[DIRECTIONS FOR THIS TASK]:
Identify the lines holding "content" and copy them.

[SUPPLIED DATA]:
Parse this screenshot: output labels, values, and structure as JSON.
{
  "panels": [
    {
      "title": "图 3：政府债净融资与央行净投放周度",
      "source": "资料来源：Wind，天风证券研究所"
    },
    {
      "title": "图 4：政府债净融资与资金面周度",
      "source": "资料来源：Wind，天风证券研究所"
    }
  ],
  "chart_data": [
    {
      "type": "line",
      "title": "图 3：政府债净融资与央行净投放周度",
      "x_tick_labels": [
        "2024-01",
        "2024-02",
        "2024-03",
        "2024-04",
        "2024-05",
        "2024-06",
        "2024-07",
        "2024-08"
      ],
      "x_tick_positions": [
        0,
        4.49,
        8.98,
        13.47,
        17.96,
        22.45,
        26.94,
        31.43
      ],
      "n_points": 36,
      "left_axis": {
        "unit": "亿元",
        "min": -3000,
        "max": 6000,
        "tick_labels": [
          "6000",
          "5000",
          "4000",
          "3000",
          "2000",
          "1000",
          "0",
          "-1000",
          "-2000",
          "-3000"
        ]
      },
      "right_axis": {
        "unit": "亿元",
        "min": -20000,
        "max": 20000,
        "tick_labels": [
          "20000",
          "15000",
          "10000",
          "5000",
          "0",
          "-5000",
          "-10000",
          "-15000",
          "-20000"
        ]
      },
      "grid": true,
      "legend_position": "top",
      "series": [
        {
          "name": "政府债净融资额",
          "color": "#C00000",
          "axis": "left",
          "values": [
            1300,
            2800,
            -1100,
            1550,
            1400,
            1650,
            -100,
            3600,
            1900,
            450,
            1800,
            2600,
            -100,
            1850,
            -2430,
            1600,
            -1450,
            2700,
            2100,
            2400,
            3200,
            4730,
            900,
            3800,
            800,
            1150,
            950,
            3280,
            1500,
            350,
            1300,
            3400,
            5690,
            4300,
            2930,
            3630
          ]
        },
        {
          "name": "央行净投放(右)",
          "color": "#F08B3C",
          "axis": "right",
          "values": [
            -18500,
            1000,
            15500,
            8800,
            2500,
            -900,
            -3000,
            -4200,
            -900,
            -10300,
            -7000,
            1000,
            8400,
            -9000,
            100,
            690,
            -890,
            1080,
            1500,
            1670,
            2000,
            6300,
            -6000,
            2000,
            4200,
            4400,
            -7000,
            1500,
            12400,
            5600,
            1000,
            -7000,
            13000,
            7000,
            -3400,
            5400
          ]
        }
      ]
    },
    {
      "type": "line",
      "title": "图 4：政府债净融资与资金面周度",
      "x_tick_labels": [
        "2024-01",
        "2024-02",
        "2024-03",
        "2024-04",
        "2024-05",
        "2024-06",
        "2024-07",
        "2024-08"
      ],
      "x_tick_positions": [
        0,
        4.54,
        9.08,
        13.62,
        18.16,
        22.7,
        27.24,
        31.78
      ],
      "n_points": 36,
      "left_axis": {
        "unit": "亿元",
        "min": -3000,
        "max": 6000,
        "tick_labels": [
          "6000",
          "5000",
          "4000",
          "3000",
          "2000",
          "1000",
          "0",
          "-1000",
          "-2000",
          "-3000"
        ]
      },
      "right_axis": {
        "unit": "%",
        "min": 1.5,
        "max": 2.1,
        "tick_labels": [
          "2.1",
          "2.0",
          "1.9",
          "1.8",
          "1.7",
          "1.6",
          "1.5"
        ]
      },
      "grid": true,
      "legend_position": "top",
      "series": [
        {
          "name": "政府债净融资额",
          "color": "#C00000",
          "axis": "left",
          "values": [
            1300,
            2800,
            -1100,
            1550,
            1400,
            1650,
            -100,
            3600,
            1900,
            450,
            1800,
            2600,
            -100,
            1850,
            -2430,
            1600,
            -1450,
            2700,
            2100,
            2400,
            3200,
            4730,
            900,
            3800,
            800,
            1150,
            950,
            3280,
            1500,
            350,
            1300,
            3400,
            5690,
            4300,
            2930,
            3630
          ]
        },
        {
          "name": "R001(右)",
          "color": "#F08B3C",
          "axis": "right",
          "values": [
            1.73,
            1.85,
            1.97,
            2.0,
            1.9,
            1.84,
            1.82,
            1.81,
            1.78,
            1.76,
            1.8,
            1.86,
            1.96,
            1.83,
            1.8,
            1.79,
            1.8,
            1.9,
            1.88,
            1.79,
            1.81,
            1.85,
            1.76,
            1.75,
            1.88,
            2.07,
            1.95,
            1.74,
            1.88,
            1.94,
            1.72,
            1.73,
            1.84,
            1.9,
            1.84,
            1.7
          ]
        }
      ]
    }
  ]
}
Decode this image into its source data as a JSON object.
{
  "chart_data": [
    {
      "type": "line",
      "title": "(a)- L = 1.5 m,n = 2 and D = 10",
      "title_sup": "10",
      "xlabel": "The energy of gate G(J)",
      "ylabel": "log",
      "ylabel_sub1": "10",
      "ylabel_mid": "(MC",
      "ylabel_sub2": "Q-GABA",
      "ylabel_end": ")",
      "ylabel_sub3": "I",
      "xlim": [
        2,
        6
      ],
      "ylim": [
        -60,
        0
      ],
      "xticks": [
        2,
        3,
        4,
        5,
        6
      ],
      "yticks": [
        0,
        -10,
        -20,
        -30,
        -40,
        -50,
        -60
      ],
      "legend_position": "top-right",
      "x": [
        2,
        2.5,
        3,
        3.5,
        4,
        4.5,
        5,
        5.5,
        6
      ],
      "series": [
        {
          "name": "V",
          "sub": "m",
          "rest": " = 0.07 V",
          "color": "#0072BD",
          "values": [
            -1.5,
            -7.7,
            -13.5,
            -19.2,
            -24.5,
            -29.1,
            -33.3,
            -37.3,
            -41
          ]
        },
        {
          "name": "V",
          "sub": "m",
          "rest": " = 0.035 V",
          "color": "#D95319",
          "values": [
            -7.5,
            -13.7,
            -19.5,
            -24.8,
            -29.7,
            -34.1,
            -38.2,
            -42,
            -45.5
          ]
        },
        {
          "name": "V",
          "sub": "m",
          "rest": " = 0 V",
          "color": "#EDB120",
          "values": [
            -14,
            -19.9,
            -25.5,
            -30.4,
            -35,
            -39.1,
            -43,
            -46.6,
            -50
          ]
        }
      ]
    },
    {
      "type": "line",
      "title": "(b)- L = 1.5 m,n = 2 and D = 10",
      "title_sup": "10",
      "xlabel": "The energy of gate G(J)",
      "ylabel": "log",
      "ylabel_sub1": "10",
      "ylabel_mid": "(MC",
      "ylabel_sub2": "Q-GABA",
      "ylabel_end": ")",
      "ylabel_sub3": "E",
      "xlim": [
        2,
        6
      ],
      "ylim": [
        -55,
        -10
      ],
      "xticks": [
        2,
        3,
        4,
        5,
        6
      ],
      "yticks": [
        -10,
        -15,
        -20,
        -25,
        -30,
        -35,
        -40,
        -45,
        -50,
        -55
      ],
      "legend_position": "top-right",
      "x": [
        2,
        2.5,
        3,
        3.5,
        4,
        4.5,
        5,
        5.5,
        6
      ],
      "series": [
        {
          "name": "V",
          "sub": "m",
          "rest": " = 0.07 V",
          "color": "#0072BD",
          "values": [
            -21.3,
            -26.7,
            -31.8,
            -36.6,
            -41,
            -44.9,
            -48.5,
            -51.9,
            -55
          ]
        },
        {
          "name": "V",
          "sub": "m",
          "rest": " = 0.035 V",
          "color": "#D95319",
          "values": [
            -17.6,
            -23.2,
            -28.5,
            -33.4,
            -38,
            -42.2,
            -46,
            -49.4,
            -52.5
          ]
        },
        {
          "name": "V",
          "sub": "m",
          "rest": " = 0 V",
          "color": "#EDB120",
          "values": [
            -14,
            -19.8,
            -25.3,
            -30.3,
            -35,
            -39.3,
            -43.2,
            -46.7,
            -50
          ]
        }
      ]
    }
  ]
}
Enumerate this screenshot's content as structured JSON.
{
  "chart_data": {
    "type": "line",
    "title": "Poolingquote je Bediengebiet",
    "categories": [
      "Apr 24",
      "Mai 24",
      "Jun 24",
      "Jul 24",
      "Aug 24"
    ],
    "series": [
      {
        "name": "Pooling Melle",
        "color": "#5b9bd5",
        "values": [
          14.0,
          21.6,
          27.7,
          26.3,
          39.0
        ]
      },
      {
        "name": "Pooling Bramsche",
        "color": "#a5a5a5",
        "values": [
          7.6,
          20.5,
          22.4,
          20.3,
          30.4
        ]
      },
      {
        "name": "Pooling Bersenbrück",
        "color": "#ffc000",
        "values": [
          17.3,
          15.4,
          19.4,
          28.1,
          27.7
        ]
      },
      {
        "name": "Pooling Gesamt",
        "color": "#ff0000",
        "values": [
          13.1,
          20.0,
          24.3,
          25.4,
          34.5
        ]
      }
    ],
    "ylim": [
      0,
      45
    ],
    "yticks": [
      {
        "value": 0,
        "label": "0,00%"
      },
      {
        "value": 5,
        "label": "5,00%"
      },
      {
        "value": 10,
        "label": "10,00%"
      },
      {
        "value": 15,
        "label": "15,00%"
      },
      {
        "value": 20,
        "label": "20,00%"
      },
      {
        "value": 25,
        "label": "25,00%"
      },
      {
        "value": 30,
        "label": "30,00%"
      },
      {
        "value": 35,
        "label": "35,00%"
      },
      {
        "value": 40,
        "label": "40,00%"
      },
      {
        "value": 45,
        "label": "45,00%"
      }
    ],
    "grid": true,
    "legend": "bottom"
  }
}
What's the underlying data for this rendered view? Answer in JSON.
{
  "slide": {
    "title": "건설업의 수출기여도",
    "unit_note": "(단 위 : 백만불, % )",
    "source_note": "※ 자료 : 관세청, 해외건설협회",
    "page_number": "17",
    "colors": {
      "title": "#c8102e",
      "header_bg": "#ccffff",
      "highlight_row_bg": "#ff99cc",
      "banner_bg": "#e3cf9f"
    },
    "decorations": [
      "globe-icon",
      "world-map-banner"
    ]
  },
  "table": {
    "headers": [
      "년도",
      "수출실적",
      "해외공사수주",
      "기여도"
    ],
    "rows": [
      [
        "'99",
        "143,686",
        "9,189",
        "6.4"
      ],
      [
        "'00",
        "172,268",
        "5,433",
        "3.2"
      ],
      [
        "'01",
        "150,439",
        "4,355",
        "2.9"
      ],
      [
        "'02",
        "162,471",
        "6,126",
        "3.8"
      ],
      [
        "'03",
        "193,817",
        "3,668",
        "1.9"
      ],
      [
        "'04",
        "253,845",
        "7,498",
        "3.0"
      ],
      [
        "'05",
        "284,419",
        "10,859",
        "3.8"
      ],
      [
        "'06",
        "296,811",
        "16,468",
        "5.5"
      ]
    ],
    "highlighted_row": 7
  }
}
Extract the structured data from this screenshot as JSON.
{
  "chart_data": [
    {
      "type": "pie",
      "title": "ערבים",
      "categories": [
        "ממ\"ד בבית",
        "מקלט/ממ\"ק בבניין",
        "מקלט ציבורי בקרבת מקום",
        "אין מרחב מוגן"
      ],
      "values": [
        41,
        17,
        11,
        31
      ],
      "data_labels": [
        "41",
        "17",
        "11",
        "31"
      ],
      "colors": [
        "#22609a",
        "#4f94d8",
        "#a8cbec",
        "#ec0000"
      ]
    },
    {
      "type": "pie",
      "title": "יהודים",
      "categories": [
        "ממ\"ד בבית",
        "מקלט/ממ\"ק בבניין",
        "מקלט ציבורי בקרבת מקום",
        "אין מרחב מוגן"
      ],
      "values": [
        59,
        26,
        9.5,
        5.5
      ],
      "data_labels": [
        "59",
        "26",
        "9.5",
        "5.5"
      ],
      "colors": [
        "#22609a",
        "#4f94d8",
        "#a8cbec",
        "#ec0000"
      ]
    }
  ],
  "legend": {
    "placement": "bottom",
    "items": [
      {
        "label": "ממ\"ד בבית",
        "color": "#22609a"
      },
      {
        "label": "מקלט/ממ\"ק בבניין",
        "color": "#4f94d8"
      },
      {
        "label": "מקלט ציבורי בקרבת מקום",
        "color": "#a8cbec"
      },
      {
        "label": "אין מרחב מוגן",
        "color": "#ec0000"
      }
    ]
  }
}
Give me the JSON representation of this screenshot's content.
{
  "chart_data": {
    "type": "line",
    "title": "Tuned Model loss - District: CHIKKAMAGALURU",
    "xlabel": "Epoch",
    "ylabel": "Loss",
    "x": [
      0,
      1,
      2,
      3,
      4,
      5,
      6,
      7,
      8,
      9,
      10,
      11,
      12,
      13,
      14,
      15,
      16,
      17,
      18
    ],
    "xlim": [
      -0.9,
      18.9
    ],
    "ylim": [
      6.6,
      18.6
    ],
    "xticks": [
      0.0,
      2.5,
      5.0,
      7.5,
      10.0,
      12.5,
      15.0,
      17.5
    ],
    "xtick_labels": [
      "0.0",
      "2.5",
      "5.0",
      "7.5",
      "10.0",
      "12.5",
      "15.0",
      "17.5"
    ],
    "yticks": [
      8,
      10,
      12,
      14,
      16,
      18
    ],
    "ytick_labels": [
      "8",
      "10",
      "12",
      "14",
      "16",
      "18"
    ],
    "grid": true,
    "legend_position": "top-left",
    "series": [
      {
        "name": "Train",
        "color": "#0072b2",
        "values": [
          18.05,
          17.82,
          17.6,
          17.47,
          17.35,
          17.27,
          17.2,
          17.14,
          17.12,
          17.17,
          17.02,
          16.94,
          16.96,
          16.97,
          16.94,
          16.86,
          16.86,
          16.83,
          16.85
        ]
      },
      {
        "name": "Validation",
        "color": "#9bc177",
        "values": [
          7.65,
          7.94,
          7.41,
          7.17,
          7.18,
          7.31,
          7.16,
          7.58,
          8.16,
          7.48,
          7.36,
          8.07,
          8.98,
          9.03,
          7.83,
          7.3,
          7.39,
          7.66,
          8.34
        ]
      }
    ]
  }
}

[EXERCISE RESPONSE]:
Enumerate this screenshot's content as structured JSON.
Give me the JSON representation of this screenshot's content.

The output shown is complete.